*Aim*
Print the listing in its entirety and exactly, leaving out images.

Stored data:
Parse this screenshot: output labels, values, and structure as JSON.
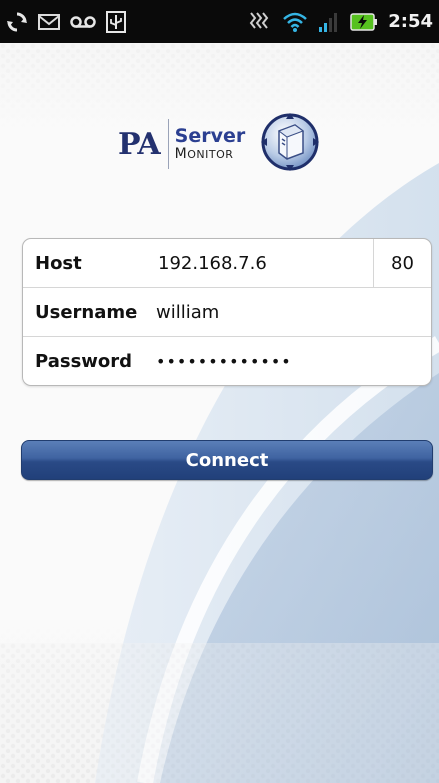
{
  "status_bar": {
    "time": "2:54",
    "icons": [
      "sync-icon",
      "gmail-icon",
      "voicemail-icon",
      "usb-debug-icon",
      "vibrate-icon",
      "wifi-icon",
      "signal-icon",
      "battery-charging-icon"
    ]
  },
  "logo": {
    "pa": "PA",
    "server": "Server",
    "monitor_first": "M",
    "monitor_rest": "ONITOR"
  },
  "form": {
    "host": {
      "label": "Host",
      "value": "192.168.7.6",
      "port": "80"
    },
    "username": {
      "label": "Username",
      "value": "william"
    },
    "password": {
      "label": "Password",
      "value": "•••••••••••••"
    }
  },
  "actions": {
    "connect_label": "Connect"
  },
  "colors": {
    "button_top": "#5b7fb8",
    "button_bottom": "#21407a",
    "logo_blue": "#23316f"
  }
}
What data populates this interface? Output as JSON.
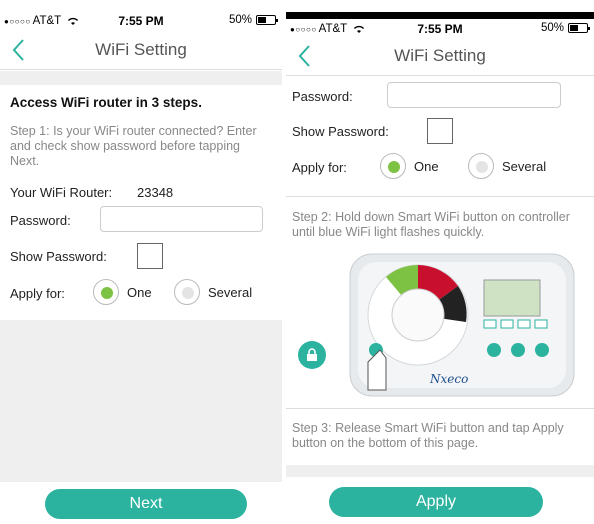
{
  "status": {
    "carrier": "AT&T",
    "time": "7:55 PM",
    "battery": "50%"
  },
  "nav": {
    "title": "WiFi Setting"
  },
  "left": {
    "heading": "Access WiFi router in 3 steps.",
    "step1": "Step 1: Is your WiFi router connected? Enter and check show password before tapping Next.",
    "router_label": "Your WiFi Router:",
    "router_name": "23348",
    "password_label": "Password:",
    "password_value": "",
    "show_password_label": "Show Password:",
    "show_password_checked": false,
    "apply_for_label": "Apply for:",
    "apply_options": [
      "One",
      "Several"
    ],
    "apply_selected": "One",
    "next_button": "Next"
  },
  "right": {
    "password_label": "Password:",
    "password_value": "",
    "show_password_label": "Show Password:",
    "show_password_checked": false,
    "apply_for_label": "Apply for:",
    "apply_options": [
      "One",
      "Several"
    ],
    "apply_selected": "One",
    "step2": "Step 2: Hold down Smart WiFi button on controller until blue WiFi light flashes quickly.",
    "step3": "Step 3: Release Smart WiFi button and tap Apply button on the bottom of this page.",
    "controller_brand": "Nxeco",
    "apply_button": "Apply"
  },
  "colors": {
    "accent": "#2bb3a0",
    "radio_selected": "#7dc242",
    "background_gray": "#efeff0"
  }
}
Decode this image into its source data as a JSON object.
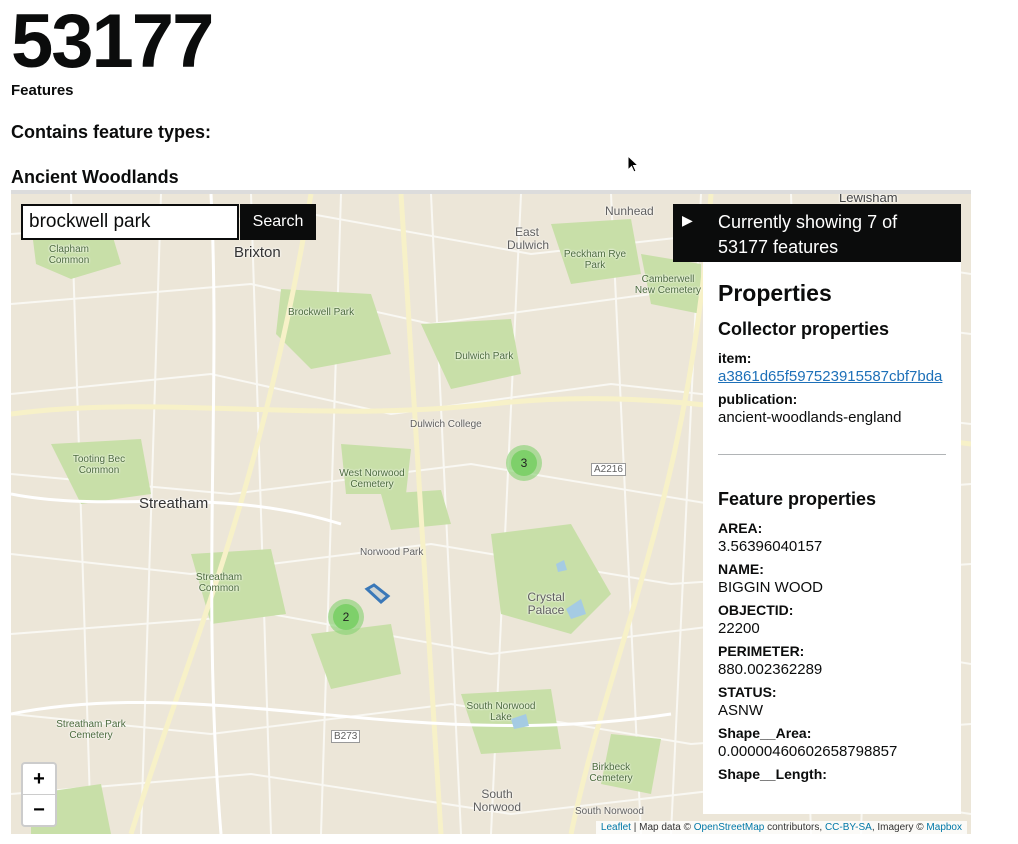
{
  "header": {
    "count": "53177",
    "count_label": "Features",
    "types_heading": "Contains feature types:",
    "type_name": "Ancient Woodlands"
  },
  "search": {
    "value": "brockwell park",
    "button_label": "Search"
  },
  "map": {
    "places": {
      "lewisham": "Lewisham",
      "nunhead": "Nunhead",
      "brixton": "Brixton",
      "clapham_common": "Clapham Common",
      "east_dulwich": "East Dulwich",
      "peckham_rye_park": "Peckham Rye Park",
      "camberwell_cemetery": "Camberwell New Cemetery",
      "brockwell_park": "Brockwell Park",
      "dulwich_park": "Dulwich Park",
      "dulwich_college": "Dulwich College",
      "tooting_bec": "Tooting Bec Common",
      "west_norwood": "West Norwood Cemetery",
      "streatham": "Streatham",
      "norwood_park": "Norwood Park",
      "streatham_common": "Streatham Common",
      "crystal_palace": "Crystal Palace",
      "streatham_park_cemetery": "Streatham Park Cemetery",
      "south_norwood_lake": "South Norwood Lake",
      "beckenham_cemetery": "Birkbeck Cemetery",
      "south_norwood": "South Norwood",
      "south_norwood2": "South Norwood",
      "road_a2216": "A2216",
      "road_b273": "B273"
    },
    "clusters": [
      {
        "count": "3"
      },
      {
        "count": "2"
      }
    ],
    "zoom_in": "+",
    "zoom_out": "−",
    "attribution": {
      "leaflet": "Leaflet",
      "map_data": " | Map data © ",
      "osm": "OpenStreetMap",
      "contributors": " contributors, ",
      "ccbysa": "CC-BY-SA",
      "imagery": ", Imagery © ",
      "mapbox": "Mapbox"
    }
  },
  "info": {
    "toggle_icon": "play-triangle-icon",
    "title": "Currently showing 7 of 53177 features",
    "properties_heading": "Properties",
    "collector_heading": "Collector properties",
    "collector": [
      {
        "key": "item:",
        "value": "a3861d65f597523915587cbf7bda",
        "link": true
      },
      {
        "key": "publication:",
        "value": "ancient-woodlands-england",
        "link": false
      }
    ],
    "feature_heading": "Feature properties",
    "feature": [
      {
        "key": "AREA:",
        "value": "3.56396040157"
      },
      {
        "key": "NAME:",
        "value": "BIGGIN WOOD"
      },
      {
        "key": "OBJECTID:",
        "value": "22200"
      },
      {
        "key": "PERIMETER:",
        "value": "880.002362289"
      },
      {
        "key": "STATUS:",
        "value": "ASNW"
      },
      {
        "key": "Shape__Area:",
        "value": "0.00000460602658798857"
      },
      {
        "key": "Shape__Length:",
        "value": ""
      }
    ]
  },
  "colors": {
    "text": "#0b0c0c",
    "link": "#1d70b8",
    "map_land": "#ece6d8",
    "park_green": "#c8dfa8",
    "cluster_green": "#7ed06a",
    "feature_outline": "#3a78b8"
  }
}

*Response below*
Parse this screenshot: output labels, values, and structure as JSON.
{
  "status_bar": {
    "time": "2:54",
    "icons": [
      "sync-icon",
      "gmail-icon",
      "voicemail-icon",
      "usb-debug-icon",
      "vibrate-icon",
      "wifi-icon",
      "signal-icon",
      "battery-charging-icon"
    ]
  },
  "logo": {
    "pa": "PA",
    "server": "Server",
    "monitor_first": "M",
    "monitor_rest": "ONITOR"
  },
  "form": {
    "host": {
      "label": "Host",
      "value": "192.168.7.6",
      "port": "80"
    },
    "username": {
      "label": "Username",
      "value": "william"
    },
    "password": {
      "label": "Password",
      "value": "•••••••••••••"
    }
  },
  "actions": {
    "connect_label": "Connect"
  },
  "colors": {
    "button_top": "#5b7fb8",
    "button_bottom": "#21407a",
    "logo_blue": "#23316f"
  }
}
What data populates this interface? Output as JSON.
{
  "status": {
    "carrier": "AT&T",
    "time": "7:55 PM",
    "battery": "50%"
  },
  "nav": {
    "title": "WiFi Setting"
  },
  "left": {
    "heading": "Access WiFi router in 3 steps.",
    "step1": "Step 1: Is your WiFi router connected? Enter and check show password before tapping Next.",
    "router_label": "Your WiFi Router:",
    "router_name": "23348",
    "password_label": "Password:",
    "password_value": "",
    "show_password_label": "Show Password:",
    "show_password_checked": false,
    "apply_for_label": "Apply for:",
    "apply_options": [
      "One",
      "Several"
    ],
    "apply_selected": "One",
    "next_button": "Next"
  },
  "right": {
    "password_label": "Password:",
    "password_value": "",
    "show_password_label": "Show Password:",
    "show_password_checked": false,
    "apply_for_label": "Apply for:",
    "apply_options": [
      "One",
      "Several"
    ],
    "apply_selected": "One",
    "step2": "Step 2: Hold down Smart WiFi button on controller until blue WiFi light flashes quickly.",
    "step3": "Step 3: Release Smart WiFi button and tap Apply button on the bottom of this page.",
    "controller_brand": "Nxeco",
    "apply_button": "Apply"
  },
  "colors": {
    "accent": "#2bb3a0",
    "radio_selected": "#7dc242",
    "background_gray": "#efeff0"
  }
}
Decode this image into its source data as a JSON object.
{
  "header": {
    "count": "53177",
    "count_label": "Features",
    "types_heading": "Contains feature types:",
    "type_name": "Ancient Woodlands"
  },
  "search": {
    "value": "brockwell park",
    "button_label": "Search"
  },
  "map": {
    "places": {
      "lewisham": "Lewisham",
      "nunhead": "Nunhead",
      "brixton": "Brixton",
      "clapham_common": "Clapham Common",
      "east_dulwich": "East Dulwich",
      "peckham_rye_park": "Peckham Rye Park",
      "camberwell_cemetery": "Camberwell New Cemetery",
      "brockwell_park": "Brockwell Park",
      "dulwich_park": "Dulwich Park",
      "dulwich_college": "Dulwich College",
      "tooting_bec": "Tooting Bec Common",
      "west_norwood": "West Norwood Cemetery",
      "streatham": "Streatham",
      "norwood_park": "Norwood Park",
      "streatham_common": "Streatham Common",
      "crystal_palace": "Crystal Palace",
      "streatham_park_cemetery": "Streatham Park Cemetery",
      "south_norwood_lake": "South Norwood Lake",
      "beckenham_cemetery": "Birkbeck Cemetery",
      "south_norwood": "South Norwood",
      "south_norwood2": "South Norwood",
      "road_a2216": "A2216",
      "road_b273": "B273"
    },
    "clusters": [
      {
        "count": "3"
      },
      {
        "count": "2"
      }
    ],
    "zoom_in": "+",
    "zoom_out": "−",
    "attribution": {
      "leaflet": "Leaflet",
      "map_data": " | Map data © ",
      "osm": "OpenStreetMap",
      "contributors": " contributors, ",
      "ccbysa": "CC-BY-SA",
      "imagery": ", Imagery © ",
      "mapbox": "Mapbox"
    }
  },
  "info": {
    "toggle_icon": "play-triangle-icon",
    "title": "Currently showing 7 of 53177 features",
    "properties_heading": "Properties",
    "collector_heading": "Collector properties",
    "collector": [
      {
        "key": "item:",
        "value": "a3861d65f597523915587cbf7bda",
        "link": true
      },
      {
        "key": "publication:",
        "value": "ancient-woodlands-england",
        "link": false
      }
    ],
    "feature_heading": "Feature properties",
    "feature": [
      {
        "key": "AREA:",
        "value": "3.56396040157"
      },
      {
        "key": "NAME:",
        "value": "BIGGIN WOOD"
      },
      {
        "key": "OBJECTID:",
        "value": "22200"
      },
      {
        "key": "PERIMETER:",
        "value": "880.002362289"
      },
      {
        "key": "STATUS:",
        "value": "ASNW"
      },
      {
        "key": "Shape__Area:",
        "value": "0.00000460602658798857"
      },
      {
        "key": "Shape__Length:",
        "value": ""
      }
    ]
  },
  "colors": {
    "text": "#0b0c0c",
    "link": "#1d70b8",
    "map_land": "#ece6d8",
    "park_green": "#c8dfa8",
    "cluster_green": "#7ed06a",
    "feature_outline": "#3a78b8"
  }
}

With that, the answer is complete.